Type out the records that follow, exactly as given.
— Begin —
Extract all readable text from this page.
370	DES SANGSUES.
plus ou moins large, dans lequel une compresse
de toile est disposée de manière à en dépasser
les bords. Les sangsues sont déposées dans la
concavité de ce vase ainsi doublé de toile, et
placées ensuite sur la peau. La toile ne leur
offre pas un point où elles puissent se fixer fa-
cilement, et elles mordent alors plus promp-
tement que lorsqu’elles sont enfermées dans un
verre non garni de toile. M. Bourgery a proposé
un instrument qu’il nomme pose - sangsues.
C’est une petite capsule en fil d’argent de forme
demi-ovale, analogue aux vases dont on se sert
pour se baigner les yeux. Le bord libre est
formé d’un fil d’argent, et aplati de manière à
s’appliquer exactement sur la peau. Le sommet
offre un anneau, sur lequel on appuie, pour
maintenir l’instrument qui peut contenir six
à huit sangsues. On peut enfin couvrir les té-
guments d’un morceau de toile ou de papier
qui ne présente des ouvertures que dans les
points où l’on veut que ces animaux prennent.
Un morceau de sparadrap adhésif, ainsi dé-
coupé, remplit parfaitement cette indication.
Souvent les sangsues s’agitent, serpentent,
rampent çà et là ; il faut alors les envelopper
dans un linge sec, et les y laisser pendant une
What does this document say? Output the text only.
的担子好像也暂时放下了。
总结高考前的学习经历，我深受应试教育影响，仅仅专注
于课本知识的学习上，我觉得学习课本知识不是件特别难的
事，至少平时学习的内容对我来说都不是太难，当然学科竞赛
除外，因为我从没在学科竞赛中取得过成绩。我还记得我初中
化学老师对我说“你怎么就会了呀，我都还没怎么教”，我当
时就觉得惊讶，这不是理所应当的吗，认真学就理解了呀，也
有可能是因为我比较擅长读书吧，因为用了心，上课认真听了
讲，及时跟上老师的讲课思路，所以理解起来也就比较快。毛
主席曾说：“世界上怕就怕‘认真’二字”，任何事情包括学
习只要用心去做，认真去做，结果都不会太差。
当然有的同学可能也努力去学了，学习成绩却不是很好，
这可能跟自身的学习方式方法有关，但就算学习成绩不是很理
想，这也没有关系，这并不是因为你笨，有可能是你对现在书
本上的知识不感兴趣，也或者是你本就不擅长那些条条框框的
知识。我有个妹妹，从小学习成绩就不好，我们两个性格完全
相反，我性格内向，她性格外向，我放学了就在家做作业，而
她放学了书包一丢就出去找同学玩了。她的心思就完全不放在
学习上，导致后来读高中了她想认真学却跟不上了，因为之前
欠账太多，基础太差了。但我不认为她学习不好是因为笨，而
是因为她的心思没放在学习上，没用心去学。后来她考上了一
— End —
Response to this exercise:
Extract all readable text from this page.
370	DES SANGSUES.
plus ou moins large, dans lequel une compresse
de toile est disposée de manière à en dépasser
les bords. Les sangsues sont déposées dans la
concavité de ce vase ainsi doublé de toile, et
placées ensuite sur la peau. La toile ne leur
offre pas un point où elles puissent se fixer fa-
cilement, et elles mordent alors plus promp-
tement que lorsqu’elles sont enfermées dans un
verre non garni de toile. M. Bourgery a proposé
un instrument qu’il nomme pose - sangsues.
C’est une petite capsule en fil d’argent de forme
demi-ovale, analogue aux vases dont on se sert
pour se baigner les yeux. Le bord libre est
formé d’un fil d’argent, et aplati de manière à
s’appliquer exactement sur la peau. Le sommet
offre un anneau, sur lequel on appuie, pour
maintenir l’instrument qui peut contenir six
à huit sangsues. On peut enfin couvrir les té-
guments d’un morceau de toile ou de papier
qui ne présente des ouvertures que dans les
points où l’on veut que ces animaux prennent.
Un morceau de sparadrap adhésif, ainsi dé-
coupé, remplit parfaitement cette indication.
Souvent les sangsues s’agitent, serpentent,
rampent çà et là ; il faut alors les envelopper
dans un linge sec, et les y laisser pendant une
What does this document say? Output the text only.
的担子好像也暂时放下了。
总结高考前的学习经历，我深受应试教育影响，仅仅专注
于课本知识的学习上，我觉得学习课本知识不是件特别难的
事，至少平时学习的内容对我来说都不是太难，当然学科竞赛
除外，因为我从没在学科竞赛中取得过成绩。我还记得我初中
化学老师对我说“你怎么就会了呀，我都还没怎么教”，我当
时就觉得惊讶，这不是理所应当的吗，认真学就理解了呀，也
有可能是因为我比较擅长读书吧，因为用了心，上课认真听了
讲，及时跟上老师的讲课思路，所以理解起来也就比较快。毛
主席曾说：“世界上怕就怕‘认真’二字”，任何事情包括学
习只要用心去做，认真去做，结果都不会太差。
当然有的同学可能也努力去学了，学习成绩却不是很好，
这可能跟自身的学习方式方法有关，但就算学习成绩不是很理
想，这也没有关系，这并不是因为你笨，有可能是你对现在书
本上的知识不感兴趣，也或者是你本就不擅长那些条条框框的
知识。我有个妹妹，从小学习成绩就不好，我们两个性格完全
相反，我性格内向，她性格外向，我放学了就在家做作业，而
她放学了书包一丢就出去找同学玩了。她的心思就完全不放在
学习上，导致后来读高中了她想认真学却跟不上了，因为之前
欠账太多，基础太差了。但我不认为她学习不好是因为笨，而
是因为她的心思没放在学习上，没用心去学。后来她考上了一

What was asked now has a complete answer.